--- Supplied information ---
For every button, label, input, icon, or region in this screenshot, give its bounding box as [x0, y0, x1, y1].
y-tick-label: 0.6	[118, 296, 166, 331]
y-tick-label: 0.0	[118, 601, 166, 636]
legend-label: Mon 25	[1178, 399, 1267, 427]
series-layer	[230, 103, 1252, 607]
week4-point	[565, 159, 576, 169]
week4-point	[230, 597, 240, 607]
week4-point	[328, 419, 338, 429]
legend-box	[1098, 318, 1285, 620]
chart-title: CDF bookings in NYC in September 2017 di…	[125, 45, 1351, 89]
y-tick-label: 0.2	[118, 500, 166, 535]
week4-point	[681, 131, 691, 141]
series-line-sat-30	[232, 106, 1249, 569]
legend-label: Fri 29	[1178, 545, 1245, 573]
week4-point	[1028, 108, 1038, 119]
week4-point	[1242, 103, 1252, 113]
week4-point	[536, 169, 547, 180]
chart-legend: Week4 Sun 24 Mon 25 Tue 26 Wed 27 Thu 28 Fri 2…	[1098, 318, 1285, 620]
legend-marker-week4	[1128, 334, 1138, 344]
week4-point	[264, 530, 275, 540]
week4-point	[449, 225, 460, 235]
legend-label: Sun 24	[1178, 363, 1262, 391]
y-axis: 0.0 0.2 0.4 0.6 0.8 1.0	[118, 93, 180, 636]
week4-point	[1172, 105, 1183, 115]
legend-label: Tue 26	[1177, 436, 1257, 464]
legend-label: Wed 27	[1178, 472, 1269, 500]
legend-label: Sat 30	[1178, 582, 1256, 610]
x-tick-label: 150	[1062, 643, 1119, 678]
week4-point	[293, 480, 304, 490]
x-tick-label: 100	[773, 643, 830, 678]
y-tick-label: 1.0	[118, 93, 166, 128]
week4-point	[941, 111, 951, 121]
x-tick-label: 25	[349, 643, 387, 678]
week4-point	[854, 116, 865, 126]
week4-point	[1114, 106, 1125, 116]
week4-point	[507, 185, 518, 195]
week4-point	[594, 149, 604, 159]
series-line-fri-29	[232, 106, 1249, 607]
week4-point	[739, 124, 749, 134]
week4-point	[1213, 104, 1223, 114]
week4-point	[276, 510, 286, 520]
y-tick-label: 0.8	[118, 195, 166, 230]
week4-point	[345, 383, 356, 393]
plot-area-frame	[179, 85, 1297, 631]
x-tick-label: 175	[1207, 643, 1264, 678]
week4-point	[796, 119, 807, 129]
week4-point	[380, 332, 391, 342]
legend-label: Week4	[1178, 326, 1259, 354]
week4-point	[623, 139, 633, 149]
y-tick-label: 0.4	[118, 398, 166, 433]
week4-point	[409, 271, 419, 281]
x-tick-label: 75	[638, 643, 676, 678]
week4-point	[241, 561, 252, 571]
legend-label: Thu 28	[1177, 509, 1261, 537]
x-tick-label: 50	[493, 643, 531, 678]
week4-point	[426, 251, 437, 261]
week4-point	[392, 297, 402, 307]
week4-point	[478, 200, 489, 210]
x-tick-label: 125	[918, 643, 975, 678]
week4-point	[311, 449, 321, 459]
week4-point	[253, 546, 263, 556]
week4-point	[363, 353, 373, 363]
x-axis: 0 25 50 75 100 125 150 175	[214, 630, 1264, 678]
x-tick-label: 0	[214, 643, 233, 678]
---
■ **Brief**:
Copy every line of the data above word for word.

■ **Result**:
For every button, label, input, icon, or region in this screenshot, give its bounding box as [x0, y0, x1, y1].
y-tick-label: 0.6	[118, 296, 166, 331]
y-tick-label: 0.0	[118, 601, 166, 636]
legend-label: Mon 25	[1178, 399, 1267, 427]
series-layer	[230, 103, 1252, 607]
week4-point	[565, 159, 576, 169]
week4-point	[230, 597, 240, 607]
week4-point	[328, 419, 338, 429]
legend-box	[1098, 318, 1285, 620]
chart-title: CDF bookings in NYC in September 2017 di…	[125, 45, 1351, 89]
y-tick-label: 0.2	[118, 500, 166, 535]
week4-point	[681, 131, 691, 141]
series-line-sat-30	[232, 106, 1249, 569]
legend-label: Fri 29	[1178, 545, 1245, 573]
week4-point	[1028, 108, 1038, 119]
week4-point	[1242, 103, 1252, 113]
week4-point	[536, 169, 547, 180]
chart-legend: Week4 Sun 24 Mon 25 Tue 26 Wed 27 Thu 28 Fri 2…	[1098, 318, 1285, 620]
legend-marker-week4	[1128, 334, 1138, 344]
week4-point	[264, 530, 275, 540]
week4-point	[449, 225, 460, 235]
legend-label: Sun 24	[1178, 363, 1262, 391]
y-axis: 0.0 0.2 0.4 0.6 0.8 1.0	[118, 93, 180, 636]
week4-point	[1172, 105, 1183, 115]
legend-label: Tue 26	[1177, 436, 1257, 464]
legend-label: Wed 27	[1178, 472, 1269, 500]
legend-label: Sat 30	[1178, 582, 1256, 610]
x-tick-label: 150	[1062, 643, 1119, 678]
week4-point	[293, 480, 304, 490]
x-tick-label: 100	[773, 643, 830, 678]
y-tick-label: 1.0	[118, 93, 166, 128]
week4-point	[941, 111, 951, 121]
x-tick-label: 25	[349, 643, 387, 678]
week4-point	[854, 116, 865, 126]
week4-point	[1114, 106, 1125, 116]
week4-point	[507, 185, 518, 195]
week4-point	[594, 149, 604, 159]
series-line-fri-29	[232, 106, 1249, 607]
week4-point	[739, 124, 749, 134]
week4-point	[1213, 104, 1223, 114]
week4-point	[276, 510, 286, 520]
y-tick-label: 0.8	[118, 195, 166, 230]
week4-point	[345, 383, 356, 393]
plot-area-frame	[179, 85, 1297, 631]
x-tick-label: 175	[1207, 643, 1264, 678]
week4-point	[796, 119, 807, 129]
week4-point	[380, 332, 391, 342]
legend-label: Week4	[1178, 326, 1259, 354]
week4-point	[623, 139, 633, 149]
y-tick-label: 0.4	[118, 398, 166, 433]
week4-point	[409, 271, 419, 281]
x-tick-label: 75	[638, 643, 676, 678]
week4-point	[241, 561, 252, 571]
legend-label: Thu 28	[1177, 509, 1261, 537]
x-tick-label: 50	[493, 643, 531, 678]
week4-point	[426, 251, 437, 261]
week4-point	[392, 297, 402, 307]
week4-point	[478, 200, 489, 210]
x-tick-label: 125	[918, 643, 975, 678]
week4-point	[311, 449, 321, 459]
week4-point	[253, 546, 263, 556]
week4-point	[363, 353, 373, 363]
x-axis: 0 25 50 75 100 125 150 175	[214, 630, 1264, 678]
x-tick-label: 0	[214, 643, 233, 678]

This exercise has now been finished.